Records from a data source:

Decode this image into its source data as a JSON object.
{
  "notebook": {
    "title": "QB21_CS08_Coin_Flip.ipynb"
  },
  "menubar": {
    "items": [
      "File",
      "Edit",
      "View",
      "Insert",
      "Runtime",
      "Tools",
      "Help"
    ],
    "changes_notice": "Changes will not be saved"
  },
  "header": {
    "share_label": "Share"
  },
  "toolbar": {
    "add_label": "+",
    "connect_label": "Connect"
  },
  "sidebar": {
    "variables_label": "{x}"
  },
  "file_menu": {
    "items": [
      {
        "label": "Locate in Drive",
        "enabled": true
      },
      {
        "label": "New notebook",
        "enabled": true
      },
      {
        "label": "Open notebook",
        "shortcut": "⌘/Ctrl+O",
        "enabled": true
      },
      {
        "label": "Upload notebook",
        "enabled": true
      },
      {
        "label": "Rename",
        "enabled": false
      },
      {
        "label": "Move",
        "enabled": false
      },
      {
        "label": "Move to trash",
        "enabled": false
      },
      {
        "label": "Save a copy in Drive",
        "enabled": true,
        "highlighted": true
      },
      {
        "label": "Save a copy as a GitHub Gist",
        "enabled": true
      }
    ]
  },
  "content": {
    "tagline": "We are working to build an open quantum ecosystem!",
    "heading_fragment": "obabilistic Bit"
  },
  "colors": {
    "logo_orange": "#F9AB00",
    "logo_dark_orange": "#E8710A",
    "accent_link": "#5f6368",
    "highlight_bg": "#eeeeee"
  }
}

▶ _TASK PROMPT_: Reproduce every line of the material above exactly.

▶ _PROBLEM SOLUTION_:
Decode this image into its source data as a JSON object.
{
  "notebook": {
    "title": "QB21_CS08_Coin_Flip.ipynb"
  },
  "menubar": {
    "items": [
      "File",
      "Edit",
      "View",
      "Insert",
      "Runtime",
      "Tools",
      "Help"
    ],
    "changes_notice": "Changes will not be saved"
  },
  "header": {
    "share_label": "Share"
  },
  "toolbar": {
    "add_label": "+",
    "connect_label": "Connect"
  },
  "sidebar": {
    "variables_label": "{x}"
  },
  "file_menu": {
    "items": [
      {
        "label": "Locate in Drive",
        "enabled": true
      },
      {
        "label": "New notebook",
        "enabled": true
      },
      {
        "label": "Open notebook",
        "shortcut": "⌘/Ctrl+O",
        "enabled": true
      },
      {
        "label": "Upload notebook",
        "enabled": true
      },
      {
        "label": "Rename",
        "enabled": false
      },
      {
        "label": "Move",
        "enabled": false
      },
      {
        "label": "Move to trash",
        "enabled": false
      },
      {
        "label": "Save a copy in Drive",
        "enabled": true,
        "highlighted": true
      },
      {
        "label": "Save a copy as a GitHub Gist",
        "enabled": true
      }
    ]
  },
  "content": {
    "tagline": "We are working to build an open quantum ecosystem!",
    "heading_fragment": "obabilistic Bit"
  },
  "colors": {
    "logo_orange": "#F9AB00",
    "logo_dark_orange": "#E8710A",
    "accent_link": "#5f6368",
    "highlight_bg": "#eeeeee"
  }
}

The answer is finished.